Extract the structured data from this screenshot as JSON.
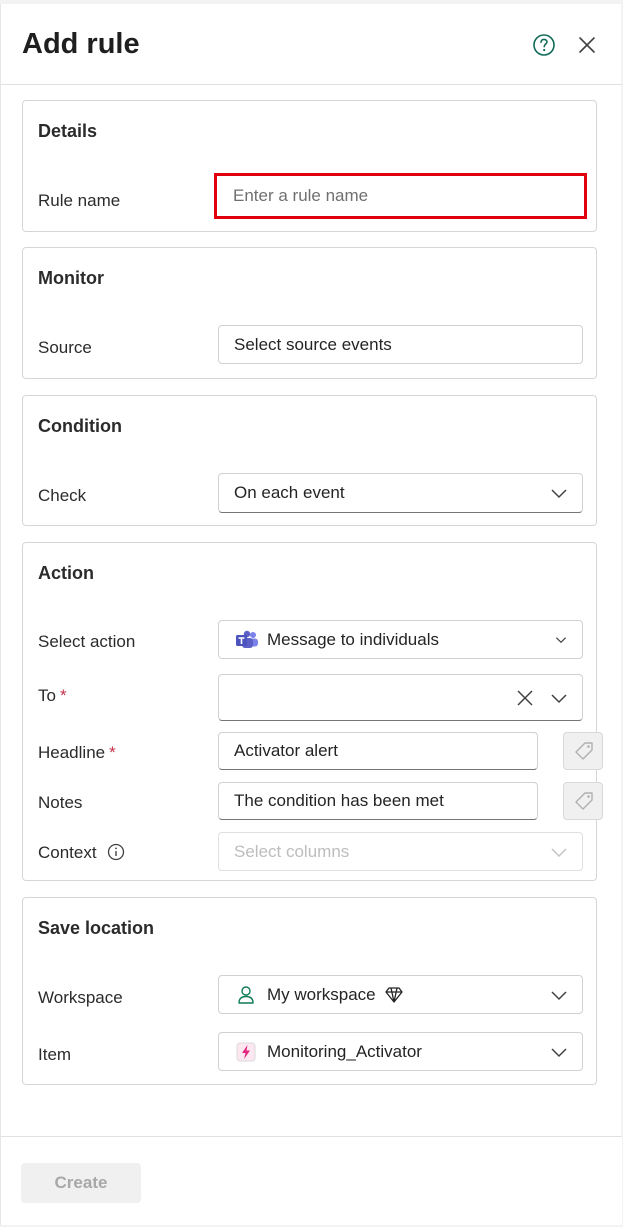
{
  "header": {
    "title": "Add rule",
    "help_icon": "help-circle-icon",
    "close_icon": "close-icon"
  },
  "details": {
    "title": "Details",
    "rule_name_label": "Rule name",
    "rule_name_value": "",
    "rule_name_placeholder": "Enter a rule name"
  },
  "monitor": {
    "title": "Monitor",
    "source_label": "Source",
    "source_value": "Select source events"
  },
  "condition": {
    "title": "Condition",
    "check_label": "Check",
    "check_value": "On each event"
  },
  "action": {
    "title": "Action",
    "select_action_label": "Select action",
    "select_action_value": "Message to individuals",
    "to_label": "To",
    "to_value": "",
    "headline_label": "Headline",
    "headline_value": "Activator alert",
    "notes_label": "Notes",
    "notes_value": "The condition has been met",
    "context_label": "Context",
    "context_placeholder": "Select columns",
    "required_marker": "*"
  },
  "save_location": {
    "title": "Save location",
    "workspace_label": "Workspace",
    "workspace_value": "My workspace",
    "item_label": "Item",
    "item_value": "Monitoring_Activator"
  },
  "footer": {
    "create_label": "Create"
  },
  "colors": {
    "highlight": "#e00010",
    "teams": "#5b5fc7",
    "activator": "#e3257f",
    "workspace_icon": "#0f7b55",
    "required": "#c4314b"
  }
}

-=-=-=-=-

> Task directions
Make an exact copy of the listing above. Do not include the pictures.

> Exercise result
Extract the structured data from this screenshot as JSON.
{
  "header": {
    "title": "Add rule",
    "help_icon": "help-circle-icon",
    "close_icon": "close-icon"
  },
  "details": {
    "title": "Details",
    "rule_name_label": "Rule name",
    "rule_name_value": "",
    "rule_name_placeholder": "Enter a rule name"
  },
  "monitor": {
    "title": "Monitor",
    "source_label": "Source",
    "source_value": "Select source events"
  },
  "condition": {
    "title": "Condition",
    "check_label": "Check",
    "check_value": "On each event"
  },
  "action": {
    "title": "Action",
    "select_action_label": "Select action",
    "select_action_value": "Message to individuals",
    "to_label": "To",
    "to_value": "",
    "headline_label": "Headline",
    "headline_value": "Activator alert",
    "notes_label": "Notes",
    "notes_value": "The condition has been met",
    "context_label": "Context",
    "context_placeholder": "Select columns",
    "required_marker": "*"
  },
  "save_location": {
    "title": "Save location",
    "workspace_label": "Workspace",
    "workspace_value": "My workspace",
    "item_label": "Item",
    "item_value": "Monitoring_Activator"
  },
  "footer": {
    "create_label": "Create"
  },
  "colors": {
    "highlight": "#e00010",
    "teams": "#5b5fc7",
    "activator": "#e3257f",
    "workspace_icon": "#0f7b55",
    "required": "#c4314b"
  }
}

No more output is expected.